On Sunday night the NSA scored a major PR win in the form on a highly-favorable `60 Minutes` interview with NSA Director Keith Alexander. I did not watch the segment for the same reasons I avoid reality TV centering around people yelling at people for the sake of people yelling at people.
Predictably, this `60 Minutes` interview was a waste of time.
[Dylan Byers at Politco opened his criticism][1] with a look at the failings of the news program:
> CBS’s “60 Minutes” has had a terrible year: Lara Logan’s now-retracted Benghazi report was the sort of black mark that will take the news-magazine years to live down. Charlie Rose’s interview with Amazon founder Jeff Bezos, about his drone delivery plans, was panned as fawning and promotional.
He went on to state how laughable John Miller’s interview with the NSA Director came off.
[Derek Mead at Motherboard was a bit more on point][2], ending his article with:
> It’s no surprise that a guy who was once the FBI’s PR man would be sympathetic towards the national security world, but by presenting such a soft and one-sided report—literally one-sided, as there wasn’t a single outside source, which is appallingly shoddy journalism for such a contentious story—60 Minutes did its viewers a disservice.
Mead’s post also can serve as a good overview of the things you *will not* learn from the `60 Minutes` interview.
[Simon Sharwood at The Register notes][3] how the NSA tried to scare Americans during the program by mentioning a BIOS attack the agency thwarted:
> A foreign country developed BIOS malware “disguised as a request for a software update” that would have turned PCs into “a brick.” Plunkett said “The NSA working with computer manufacturers was able to close this vulnerability”. 60 Minutes names China as the culprit
But the [winning take is from Greg Mitchell][4] at The Nation:
> Here’s the complete transcript of tonight’s show. It’s got something to offend everyone. All that’s missing is an Amazon drone delivering a package of listening devices to an NSA agent in the field.
Likely to be lost with the coverage of `60 Minutes of Shit` is some more interesting NSA news. Specifically [this report from The New York Times’ Mark Mazzetti and Michael S. Schmidt][5]:
> In recent days, a senior N.S.A. official has told reporters that he believed Mr. Snowden still had access to documents not yet disclosed. The official, Rick Ledgett, who is heading the security agency’s task force examining Mr. Snowden’s leak, said he would consider recommending amnesty for Mr. Snowden in exchange for those documents.
> “So, my personal view is, yes, it’s worth having a conversation about,” Mr. Ledgett told CBS News. “I would need assurances that the remainder of the data could be secured, and my bar for those assurances would be very high. It would be more than just an assertion on his part.”
The basic problem for the NSA is that they have no clue, *no clue*, what Snowden took from them. All that why they maintain the company line that *we* should feel safe trusting them to monitor everything. The intentions of the NSA and most of its employees are no doubt noble, but do you really feel safe knowing that not only is the NSA able to spy on you, but that they would have little to no idea if another person was spying on them (thus someone else is siphoning off documents about you)?

▶ PROVIDED DATA
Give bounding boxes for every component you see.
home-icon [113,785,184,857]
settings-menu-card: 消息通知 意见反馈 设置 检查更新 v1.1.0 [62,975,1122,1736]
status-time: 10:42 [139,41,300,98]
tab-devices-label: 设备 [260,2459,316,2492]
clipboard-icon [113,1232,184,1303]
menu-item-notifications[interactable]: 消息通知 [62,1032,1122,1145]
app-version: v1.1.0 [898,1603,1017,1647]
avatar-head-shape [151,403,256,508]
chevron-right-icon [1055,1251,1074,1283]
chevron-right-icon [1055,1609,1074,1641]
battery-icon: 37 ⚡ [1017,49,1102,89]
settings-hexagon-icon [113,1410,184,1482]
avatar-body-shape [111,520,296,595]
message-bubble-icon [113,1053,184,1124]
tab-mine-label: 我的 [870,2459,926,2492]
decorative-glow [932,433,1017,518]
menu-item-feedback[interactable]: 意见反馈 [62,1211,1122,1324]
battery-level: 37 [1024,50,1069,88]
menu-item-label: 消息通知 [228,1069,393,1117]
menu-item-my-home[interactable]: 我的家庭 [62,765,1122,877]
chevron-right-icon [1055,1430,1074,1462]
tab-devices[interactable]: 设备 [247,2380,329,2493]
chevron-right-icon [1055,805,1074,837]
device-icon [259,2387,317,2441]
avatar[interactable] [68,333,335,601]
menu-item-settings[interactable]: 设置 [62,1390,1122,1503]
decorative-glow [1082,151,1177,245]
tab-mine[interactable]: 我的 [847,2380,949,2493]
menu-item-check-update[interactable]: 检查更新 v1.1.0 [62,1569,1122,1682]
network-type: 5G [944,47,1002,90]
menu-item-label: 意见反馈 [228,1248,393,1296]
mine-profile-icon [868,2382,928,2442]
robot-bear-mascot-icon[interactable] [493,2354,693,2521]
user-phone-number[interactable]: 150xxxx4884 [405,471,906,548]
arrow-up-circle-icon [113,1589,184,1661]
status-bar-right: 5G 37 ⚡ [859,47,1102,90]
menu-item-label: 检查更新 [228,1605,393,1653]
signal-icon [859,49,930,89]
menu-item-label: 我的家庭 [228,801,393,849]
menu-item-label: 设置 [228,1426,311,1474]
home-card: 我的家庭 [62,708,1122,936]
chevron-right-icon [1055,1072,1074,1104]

▶ INSTRUCTION
Can you continue the post about the 60 Minutes interview with the NSA Director, starting right after its final sentence?

▶ TASK RESULT
That’s an issue.
[Offering another pro-NSA point over the weekend][6] is Loren Sands-Ramshaw a former NSA employee (worked in the elite TAO group it sounds like). Sands-Ramshaw’s post seeks to allay concerns over NSA employees being evil, but as I said above that’s not the real issue here. Still, a good read.
Here’s the problem: even with all the shit being slung from each side, nothing is fucking happening. There’s no real open debates from our lawmakers. There’s rhetoric flying, but no change. There’s decreasing public outrage, and increasing government officials burying their heads in the sand hoping we all forget it over the holidays.
Don’t forget it.
Any agency that actively works to subvert privacy is focusing on the wrong mission. We as a nation are letting it stand that institutions like [Yale can decide not to expel rapists][7] and just let them go about their schooling.
We as a nation have decided that, well, torture is fine if it yields results, but if you fail to get results then we will have your ass. Which, of course, only leads to harsher torture and more hate lobbed at Americans.
We’ve failed a lot.
Let’s try not to fail on the one thing that has risen up to give the oppressed the voice that they so often disparately need. Let’s protect online privacy by telling agencies like the NSA we will not stand for them subverting encryption and spying on *everyone*.
Too often, change for the betterment of society starts off looking like terrorism. [Imagine where we would be as a country today if Paul Revere had been silenced][8].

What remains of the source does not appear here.